*Directions for this task*:
Return the material word for word. Do not include the pictures.

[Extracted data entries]
══════════

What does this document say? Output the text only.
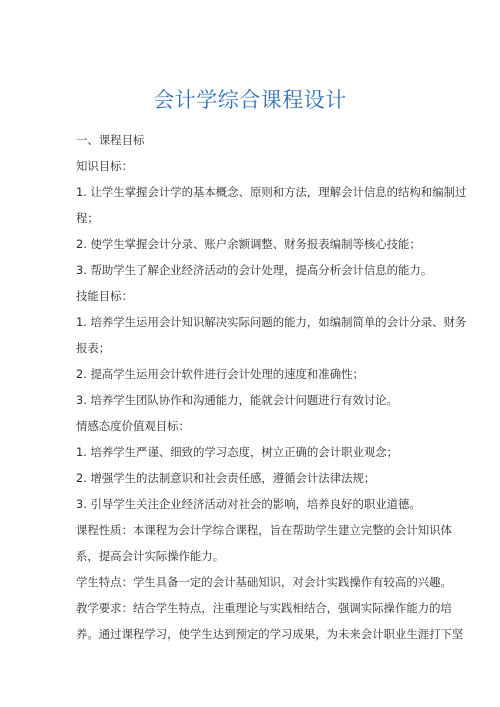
会计学综合课程设计

一、课程目标

知识目标：

1. 让学生掌握会计学的基本概念、原则和方法，理解会计信息的结构和编制过

程；

2. 使学生掌握会计分录、账户余额调整、财务报表编制等核心技能；

3. 帮助学生了解企业经济活动的会计处理，提高分析会计信息的能力。

技能目标：

1. 培养学生运用会计知识解决实际问题的能力，如编制简单的会计分录、财务

报表；

2. 提高学生运用会计软件进行会计处理的速度和准确性；

3. 培养学生团队协作和沟通能力，能就会计问题进行有效讨论。

情感态度价值观目标：

1. 培养学生严谨、细致的学习态度，树立正确的会计职业观念；

2. 增强学生的法制意识和社会责任感，遵循会计法律法规；

3. 引导学生关注企业经济活动对社会的影响，培养良好的职业道德。

课程性质：本课程为会计学综合课程，旨在帮助学生建立完整的会计知识体

系，提高会计实际操作能力。

学生特点：学生具备一定的会计基础知识，对会计实践操作有较高的兴趣。

教学要求：结合学生特点，注重理论与实践相结合，强调实际操作能力的培

养。通过课程学习，使学生达到预定的学习成果，为未来会计职业生涯打下坚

══════════

*Output of the task*:
What does this document say? Output the text only.
会计学综合课程设计

一、课程目标

知识目标：

1. 让学生掌握会计学的基本概念、原则和方法，理解会计信息的结构和编制过

程；

2. 使学生掌握会计分录、账户余额调整、财务报表编制等核心技能；

3. 帮助学生了解企业经济活动的会计处理，提高分析会计信息的能力。

技能目标：

1. 培养学生运用会计知识解决实际问题的能力，如编制简单的会计分录、财务

报表；

2. 提高学生运用会计软件进行会计处理的速度和准确性；

3. 培养学生团队协作和沟通能力，能就会计问题进行有效讨论。

情感态度价值观目标：

1. 培养学生严谨、细致的学习态度，树立正确的会计职业观念；

2. 增强学生的法制意识和社会责任感，遵循会计法律法规；

3. 引导学生关注企业经济活动对社会的影响，培养良好的职业道德。

课程性质：本课程为会计学综合课程，旨在帮助学生建立完整的会计知识体

系，提高会计实际操作能力。

学生特点：学生具备一定的会计基础知识，对会计实践操作有较高的兴趣。

教学要求：结合学生特点，注重理论与实践相结合，强调实际操作能力的培

养。通过课程学习，使学生达到预定的学习成果，为未来会计职业生涯打下坚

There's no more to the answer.